> Stated goal:
Can you retype every line of the records below without changing anything, leaving out the pictures?

> Region annotation records:
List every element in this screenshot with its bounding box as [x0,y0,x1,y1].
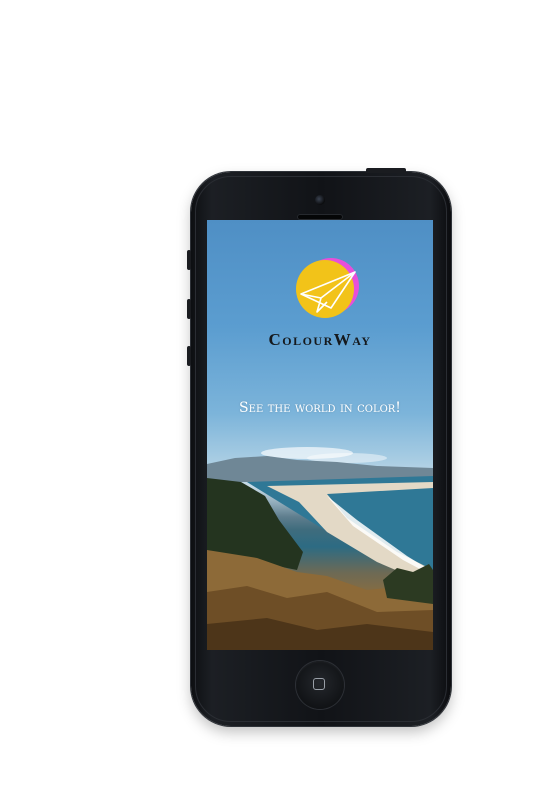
front-camera-icon [315,195,325,205]
phone-frame: ColourWay See the world in color! [187,168,451,726]
volume-down-button [187,346,191,366]
mute-switch [187,250,191,270]
home-button-icon [313,678,325,690]
volume-up-button [187,299,191,319]
app-tagline: See the world in color! [239,400,401,416]
paper-plane-logo-icon [296,258,359,318]
power-button [366,168,406,173]
home-button[interactable] [296,661,344,709]
app-name: ColourWay [268,330,372,349]
splash-screen: ColourWay See the world in color! [207,220,433,650]
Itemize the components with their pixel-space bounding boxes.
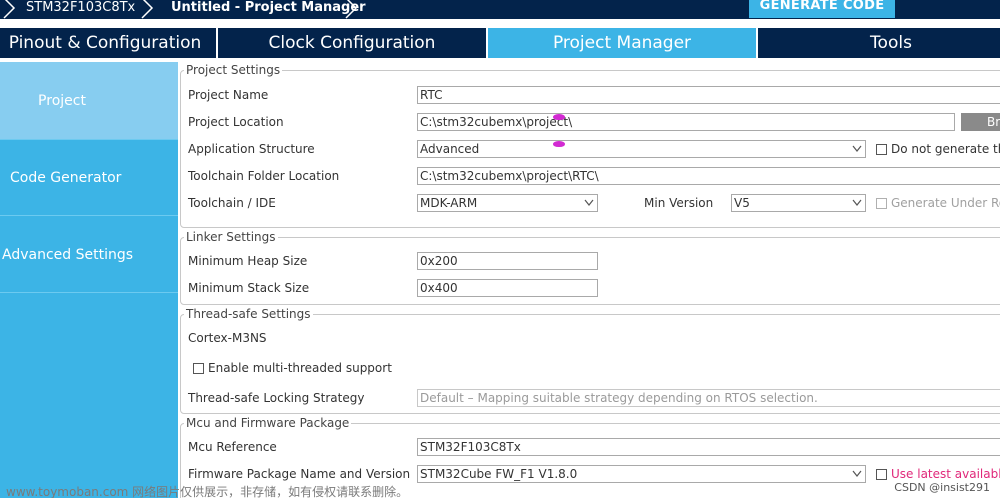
project-name-field[interactable]: RTC (417, 86, 1000, 104)
locking-strategy-select[interactable]: Default – Mapping suitable strategy depe… (417, 389, 1000, 407)
application-structure-value: Advanced (420, 142, 480, 156)
min-heap-size-field[interactable]: 0x200 (417, 252, 598, 270)
breadcrumb-device[interactable]: STM32F103C8Tx (26, 0, 135, 19)
toolchain-ide-value: MDK-ARM (420, 196, 478, 210)
sidebar-item-code-generator[interactable]: Code Generator (0, 140, 178, 216)
toolchain-folder-label: Toolchain Folder Location (188, 169, 340, 183)
sidebar-item-project[interactable]: Project (0, 62, 178, 140)
mcu-reference-label: Mcu Reference (188, 440, 277, 454)
min-version-select[interactable]: V5 (731, 194, 866, 212)
tab-project-manager[interactable]: Project Manager (488, 28, 756, 58)
main-tabs: Pinout & Configuration Clock Configurati… (0, 28, 1000, 58)
min-heap-size-label: Minimum Heap Size (188, 254, 308, 268)
pointer-marker-icon (553, 141, 565, 147)
linker-settings-group: Linker Settings Minimum Heap Size 0x200 … (180, 229, 1000, 305)
application-structure-label: Application Structure (188, 142, 315, 156)
firmware-package-value: STM32Cube FW_F1 V1.8.0 (420, 467, 578, 481)
project-settings-group: Project Settings Project Name RTC Projec… (180, 62, 1000, 228)
project-settings-panel: Project Settings Project Name RTC Projec… (180, 62, 1000, 498)
toolchain-ide-label: Toolchain / IDE (188, 196, 276, 210)
firmware-package-select[interactable]: STM32Cube FW_F1 V1.8.0 (417, 465, 866, 483)
group-title: Linker Settings (184, 229, 278, 245)
project-location-label: Project Location (188, 115, 284, 129)
tab-tools[interactable]: Tools (758, 28, 1000, 58)
core-label: Cortex-M3NS (188, 331, 267, 345)
chevron-right-icon (141, 0, 154, 19)
project-name-label: Project Name (188, 88, 269, 102)
min-version-label: Min Version (644, 196, 714, 210)
breadcrumb-project[interactable]: Untitled - Project Manager (171, 0, 366, 19)
min-stack-size-field[interactable]: 0x400 (417, 279, 598, 297)
tab-clock-configuration[interactable]: Clock Configuration (218, 28, 486, 58)
do-not-generate-checkbox[interactable] (876, 144, 887, 155)
toolchain-ide-select[interactable]: MDK-ARM (417, 194, 598, 212)
watermark-text: www.toymoban.com 网络图片仅供展示，非存储，如有侵权请联系删除。 (6, 485, 409, 498)
chevron-right-icon (345, 0, 358, 19)
use-latest-checkbox[interactable] (876, 469, 887, 480)
min-version-value: V5 (734, 196, 750, 210)
chevron-right-icon (3, 0, 16, 19)
sidebar: Project Code Generator Advanced Settings (0, 62, 178, 498)
sidebar-item-advanced-settings[interactable]: Advanced Settings (0, 217, 178, 293)
application-structure-select[interactable]: Advanced (417, 140, 866, 158)
group-title: Thread-safe Settings (184, 306, 313, 322)
credit-text: CSDN @insist291 (894, 481, 990, 494)
breadcrumb-bar: STM32F103C8Tx Untitled - Project Manager… (0, 0, 1000, 19)
min-stack-size-label: Minimum Stack Size (188, 281, 310, 295)
group-title: Project Settings (184, 62, 283, 78)
generate-code-button[interactable]: GENERATE CODE (749, 0, 895, 18)
generate-under-root-label: Generate Under Root (891, 196, 1000, 210)
group-title: Mcu and Firmware Package (184, 415, 352, 431)
browse-button[interactable]: Bro (961, 113, 1000, 131)
stm32cubemx-window: STM32F103C8Tx Untitled - Project Manager… (0, 0, 1000, 498)
thread-safe-settings-group: Thread-safe Settings Cortex-M3NS Enable … (180, 306, 1000, 414)
multi-threaded-label: Enable multi-threaded support (208, 361, 392, 375)
chevron-down-icon (852, 145, 862, 152)
multi-threaded-checkbox[interactable] (193, 363, 204, 374)
chevron-down-icon (852, 199, 862, 206)
locking-strategy-label: Thread-safe Locking Strategy (188, 391, 365, 405)
chevron-down-icon (852, 470, 862, 477)
mcu-reference-field: STM32F103C8Tx (417, 438, 1000, 456)
do-not-generate-label: Do not generate the r (891, 142, 1000, 156)
tab-pinout-configuration[interactable]: Pinout & Configuration (0, 28, 216, 58)
pointer-marker-icon (553, 114, 565, 120)
generate-under-root-checkbox[interactable] (876, 198, 887, 209)
chevron-down-icon (584, 199, 594, 206)
project-location-field[interactable]: C:\stm32cubemx\project\ (417, 113, 955, 131)
firmware-package-label: Firmware Package Name and Version (188, 467, 411, 481)
toolchain-folder-field[interactable]: C:\stm32cubemx\project\RTC\ (417, 167, 1000, 185)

> Solution to this problem:
List every element in this screenshot with its bounding box as [x0,y0,x1,y1].
front-camera-icon [315,195,325,205]
phone-frame: ColourWay See the world in color! [187,168,451,726]
volume-down-button [187,346,191,366]
mute-switch [187,250,191,270]
home-button-icon [313,678,325,690]
volume-up-button [187,299,191,319]
app-tagline: See the world in color! [239,400,401,416]
paper-plane-logo-icon [296,258,359,318]
power-button [366,168,406,173]
home-button[interactable] [296,661,344,709]
app-name: ColourWay [268,330,372,349]
splash-screen: ColourWay See the world in color! [207,220,433,650]
Itemize the components with their pixel-space bounding boxes.
project-name-field[interactable]: RTC (417, 86, 1000, 104)
locking-strategy-select[interactable]: Default – Mapping suitable strategy depe… (417, 389, 1000, 407)
application-structure-value: Advanced (420, 142, 480, 156)
min-heap-size-field[interactable]: 0x200 (417, 252, 598, 270)
breadcrumb-device[interactable]: STM32F103C8Tx (26, 0, 135, 19)
toolchain-ide-value: MDK-ARM (420, 196, 478, 210)
sidebar-item-code-generator[interactable]: Code Generator (0, 140, 178, 216)
toolchain-folder-label: Toolchain Folder Location (188, 169, 340, 183)
sidebar-item-project[interactable]: Project (0, 62, 178, 140)
mcu-reference-label: Mcu Reference (188, 440, 277, 454)
min-version-select[interactable]: V5 (731, 194, 866, 212)
tab-project-manager[interactable]: Project Manager (488, 28, 756, 58)
main-tabs: Pinout & Configuration Clock Configurati… (0, 28, 1000, 58)
min-heap-size-label: Minimum Heap Size (188, 254, 308, 268)
pointer-marker-icon (553, 141, 565, 147)
linker-settings-group: Linker Settings Minimum Heap Size 0x200 … (180, 229, 1000, 305)
application-structure-label: Application Structure (188, 142, 315, 156)
firmware-package-value: STM32Cube FW_F1 V1.8.0 (420, 467, 578, 481)
project-settings-group: Project Settings Project Name RTC Projec… (180, 62, 1000, 228)
project-settings-panel: Project Settings Project Name RTC Projec… (180, 62, 1000, 498)
toolchain-ide-label: Toolchain / IDE (188, 196, 276, 210)
firmware-package-select[interactable]: STM32Cube FW_F1 V1.8.0 (417, 465, 866, 483)
group-title: Linker Settings (184, 229, 278, 245)
project-location-label: Project Location (188, 115, 284, 129)
tab-tools[interactable]: Tools (758, 28, 1000, 58)
core-label: Cortex-M3NS (188, 331, 267, 345)
chevron-right-icon (141, 0, 154, 19)
project-name-label: Project Name (188, 88, 269, 102)
min-version-label: Min Version (644, 196, 714, 210)
breadcrumb-project[interactable]: Untitled - Project Manager (171, 0, 366, 19)
min-stack-size-field[interactable]: 0x400 (417, 279, 598, 297)
tab-clock-configuration[interactable]: Clock Configuration (218, 28, 486, 58)
do-not-generate-checkbox[interactable] (876, 144, 887, 155)
toolchain-ide-select[interactable]: MDK-ARM (417, 194, 598, 212)
watermark-text: www.toymoban.com 网络图片仅供展示，非存储，如有侵权请联系删除。 (6, 485, 409, 498)
chevron-right-icon (345, 0, 358, 19)
use-latest-checkbox[interactable] (876, 469, 887, 480)
min-version-value: V5 (734, 196, 750, 210)
chevron-right-icon (3, 0, 16, 19)
sidebar: Project Code Generator Advanced Settings (0, 62, 178, 498)
sidebar-item-advanced-settings[interactable]: Advanced Settings (0, 217, 178, 293)
application-structure-select[interactable]: Advanced (417, 140, 866, 158)
group-title: Thread-safe Settings (184, 306, 313, 322)
credit-text: CSDN @insist291 (894, 481, 990, 494)
breadcrumb-bar: STM32F103C8Tx Untitled - Project Manager… (0, 0, 1000, 19)
min-stack-size-label: Minimum Stack Size (188, 281, 310, 295)
group-title: Project Settings (184, 62, 283, 78)
generate-code-button[interactable]: GENERATE CODE (749, 0, 895, 18)
generate-under-root-label: Generate Under Root (891, 196, 1000, 210)
group-title: Mcu and Firmware Package (184, 415, 352, 431)
browse-button[interactable]: Bro (961, 113, 1000, 131)
stm32cubemx-window: STM32F103C8Tx Untitled - Project Manager… (0, 0, 1000, 498)
thread-safe-settings-group: Thread-safe Settings Cortex-M3NS Enable … (180, 306, 1000, 414)
multi-threaded-label: Enable multi-threaded support (208, 361, 392, 375)
chevron-down-icon (852, 145, 862, 152)
multi-threaded-checkbox[interactable] (193, 363, 204, 374)
chevron-down-icon (852, 199, 862, 206)
locking-strategy-label: Thread-safe Locking Strategy (188, 391, 365, 405)
chevron-down-icon (852, 470, 862, 477)
mcu-reference-field: STM32F103C8Tx (417, 438, 1000, 456)
do-not-generate-label: Do not generate the r (891, 142, 1000, 156)
tab-pinout-configuration[interactable]: Pinout & Configuration (0, 28, 216, 58)
pointer-marker-icon (553, 114, 565, 120)
generate-under-root-checkbox[interactable] (876, 198, 887, 209)
chevron-down-icon (584, 199, 594, 206)
project-location-field[interactable]: C:\stm32cubemx\project\ (417, 113, 955, 131)
firmware-package-label: Firmware Package Name and Version (188, 467, 411, 481)
toolchain-folder-field[interactable]: C:\stm32cubemx\project\RTC\ (417, 167, 1000, 185)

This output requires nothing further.